══ Source data

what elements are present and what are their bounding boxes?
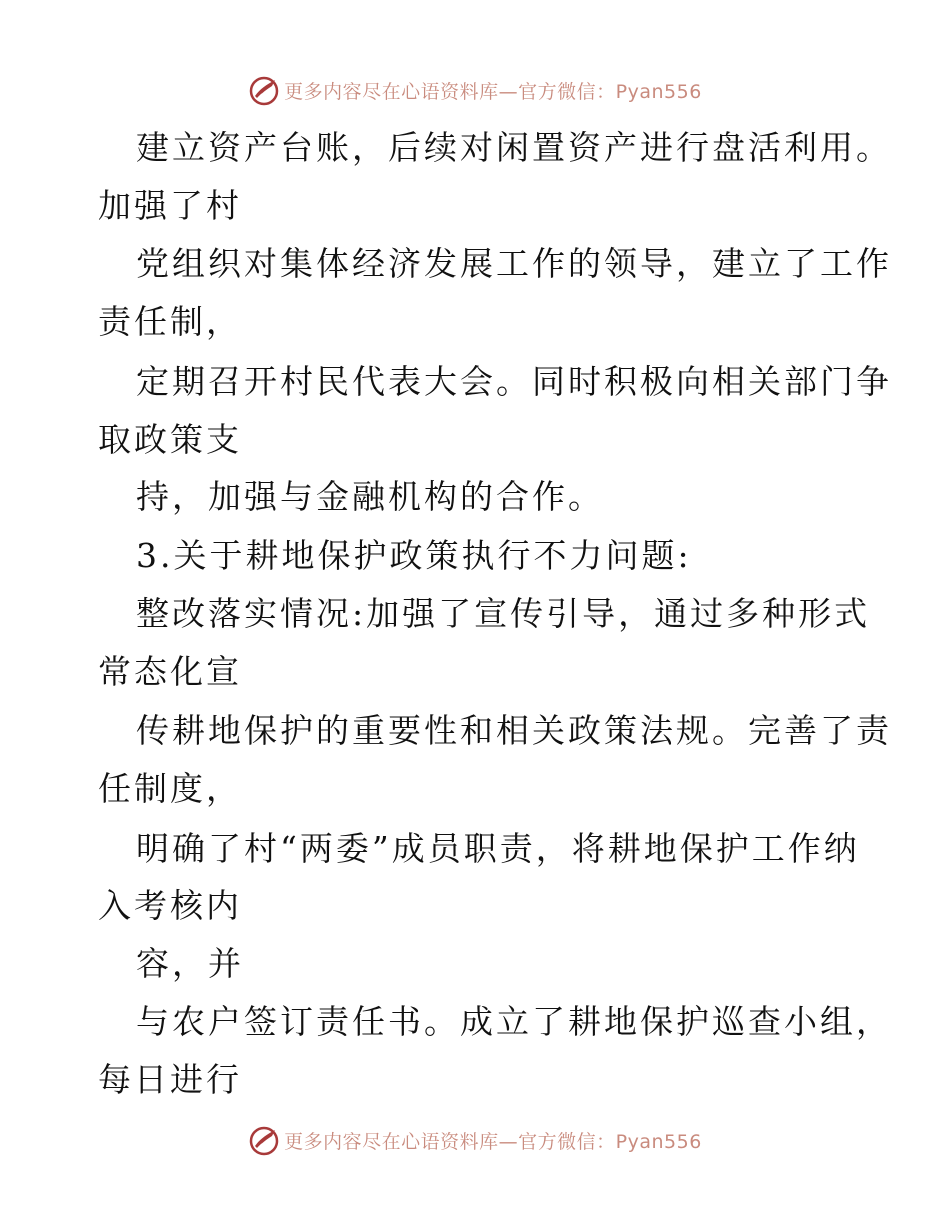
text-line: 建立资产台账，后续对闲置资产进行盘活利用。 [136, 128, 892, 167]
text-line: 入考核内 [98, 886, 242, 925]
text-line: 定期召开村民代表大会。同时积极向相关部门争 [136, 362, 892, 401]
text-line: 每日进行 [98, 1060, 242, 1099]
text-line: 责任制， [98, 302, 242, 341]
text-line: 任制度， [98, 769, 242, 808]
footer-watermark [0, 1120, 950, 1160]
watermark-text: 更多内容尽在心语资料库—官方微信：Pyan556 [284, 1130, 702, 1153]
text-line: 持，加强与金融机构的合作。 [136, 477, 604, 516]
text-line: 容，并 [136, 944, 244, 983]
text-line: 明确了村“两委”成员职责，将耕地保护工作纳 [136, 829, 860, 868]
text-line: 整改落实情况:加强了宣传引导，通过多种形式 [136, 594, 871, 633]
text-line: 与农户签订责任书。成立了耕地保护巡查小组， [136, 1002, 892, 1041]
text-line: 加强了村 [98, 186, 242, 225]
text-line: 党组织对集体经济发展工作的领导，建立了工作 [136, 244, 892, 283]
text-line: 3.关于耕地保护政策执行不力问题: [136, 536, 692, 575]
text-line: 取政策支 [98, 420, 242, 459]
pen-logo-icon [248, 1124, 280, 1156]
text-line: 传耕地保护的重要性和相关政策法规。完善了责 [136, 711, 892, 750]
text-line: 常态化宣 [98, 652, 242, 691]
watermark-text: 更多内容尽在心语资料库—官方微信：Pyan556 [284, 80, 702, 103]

════
══ Source data

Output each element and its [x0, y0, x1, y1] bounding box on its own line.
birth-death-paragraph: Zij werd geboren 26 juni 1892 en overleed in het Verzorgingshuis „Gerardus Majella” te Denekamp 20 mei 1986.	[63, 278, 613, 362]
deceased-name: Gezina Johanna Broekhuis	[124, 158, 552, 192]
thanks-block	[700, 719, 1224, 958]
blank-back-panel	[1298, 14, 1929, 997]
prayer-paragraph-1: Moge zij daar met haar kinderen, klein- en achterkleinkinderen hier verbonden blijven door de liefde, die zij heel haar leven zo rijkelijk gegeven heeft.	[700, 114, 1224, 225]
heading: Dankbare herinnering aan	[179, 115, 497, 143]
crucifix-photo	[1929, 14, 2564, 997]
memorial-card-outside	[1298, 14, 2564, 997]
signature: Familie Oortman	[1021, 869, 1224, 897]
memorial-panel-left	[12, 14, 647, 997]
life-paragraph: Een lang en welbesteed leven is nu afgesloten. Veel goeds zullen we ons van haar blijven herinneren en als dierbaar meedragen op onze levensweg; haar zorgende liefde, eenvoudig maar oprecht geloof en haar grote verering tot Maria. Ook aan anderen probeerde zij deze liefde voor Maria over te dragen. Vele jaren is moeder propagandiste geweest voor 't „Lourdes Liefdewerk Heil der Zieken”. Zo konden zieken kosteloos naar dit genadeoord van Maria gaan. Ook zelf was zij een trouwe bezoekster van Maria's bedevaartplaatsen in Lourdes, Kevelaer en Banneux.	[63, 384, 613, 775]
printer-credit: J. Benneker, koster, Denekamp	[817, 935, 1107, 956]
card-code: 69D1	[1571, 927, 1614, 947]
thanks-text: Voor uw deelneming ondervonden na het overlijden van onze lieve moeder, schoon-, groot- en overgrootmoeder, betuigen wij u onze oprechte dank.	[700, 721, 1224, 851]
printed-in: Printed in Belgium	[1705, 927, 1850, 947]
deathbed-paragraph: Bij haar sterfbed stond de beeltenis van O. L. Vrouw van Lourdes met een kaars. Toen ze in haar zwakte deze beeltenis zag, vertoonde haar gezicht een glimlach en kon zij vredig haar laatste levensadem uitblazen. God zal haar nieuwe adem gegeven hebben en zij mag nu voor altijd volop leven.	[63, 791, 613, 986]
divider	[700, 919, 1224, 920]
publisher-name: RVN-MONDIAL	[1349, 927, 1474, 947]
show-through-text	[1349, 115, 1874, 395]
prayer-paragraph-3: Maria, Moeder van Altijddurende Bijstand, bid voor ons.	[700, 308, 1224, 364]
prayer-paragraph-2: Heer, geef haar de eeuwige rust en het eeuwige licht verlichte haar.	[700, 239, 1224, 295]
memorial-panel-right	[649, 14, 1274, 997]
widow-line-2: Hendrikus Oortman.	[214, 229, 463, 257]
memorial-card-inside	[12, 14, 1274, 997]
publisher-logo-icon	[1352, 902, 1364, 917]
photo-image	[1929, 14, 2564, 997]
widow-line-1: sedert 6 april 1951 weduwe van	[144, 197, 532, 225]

════

> _Problem details_:
Copy out everything from the line containing "Output each element" down to the line containing "927, 1614, 947]", replacing "crucifix-photo" with "crucifix-image" and leaving all else unchanged.

> _Expected answer_:
Output each element and its [x0, y0, x1, y1] bounding box on its own line.
birth-death-paragraph: Zij werd geboren 26 juni 1892 en overleed in het Verzorgingshuis „Gerardus Majella” te Denekamp 20 mei 1986.	[63, 278, 613, 362]
deceased-name: Gezina Johanna Broekhuis	[124, 158, 552, 192]
thanks-block	[700, 719, 1224, 958]
blank-back-panel	[1298, 14, 1929, 997]
prayer-paragraph-1: Moge zij daar met haar kinderen, klein- en achterkleinkinderen hier verbonden blijven door de liefde, die zij heel haar leven zo rijkelijk gegeven heeft.	[700, 114, 1224, 225]
heading: Dankbare herinnering aan	[179, 115, 497, 143]
crucifix-image	[1929, 14, 2564, 997]
memorial-card-outside	[1298, 14, 2564, 997]
signature: Familie Oortman	[1021, 869, 1224, 897]
memorial-panel-left	[12, 14, 647, 997]
life-paragraph: Een lang en welbesteed leven is nu afgesloten. Veel goeds zullen we ons van haar blijven herinneren en als dierbaar meedragen op onze levensweg; haar zorgende liefde, eenvoudig maar oprecht geloof en haar grote verering tot Maria. Ook aan anderen probeerde zij deze liefde voor Maria over te dragen. Vele jaren is moeder propagandiste geweest voor 't „Lourdes Liefdewerk Heil der Zieken”. Zo konden zieken kosteloos naar dit genadeoord van Maria gaan. Ook zelf was zij een trouwe bezoekster van Maria's bedevaartplaatsen in Lourdes, Kevelaer en Banneux.	[63, 384, 613, 775]
printer-credit: J. Benneker, koster, Denekamp	[817, 935, 1107, 956]
card-code: 69D1	[1571, 927, 1614, 947]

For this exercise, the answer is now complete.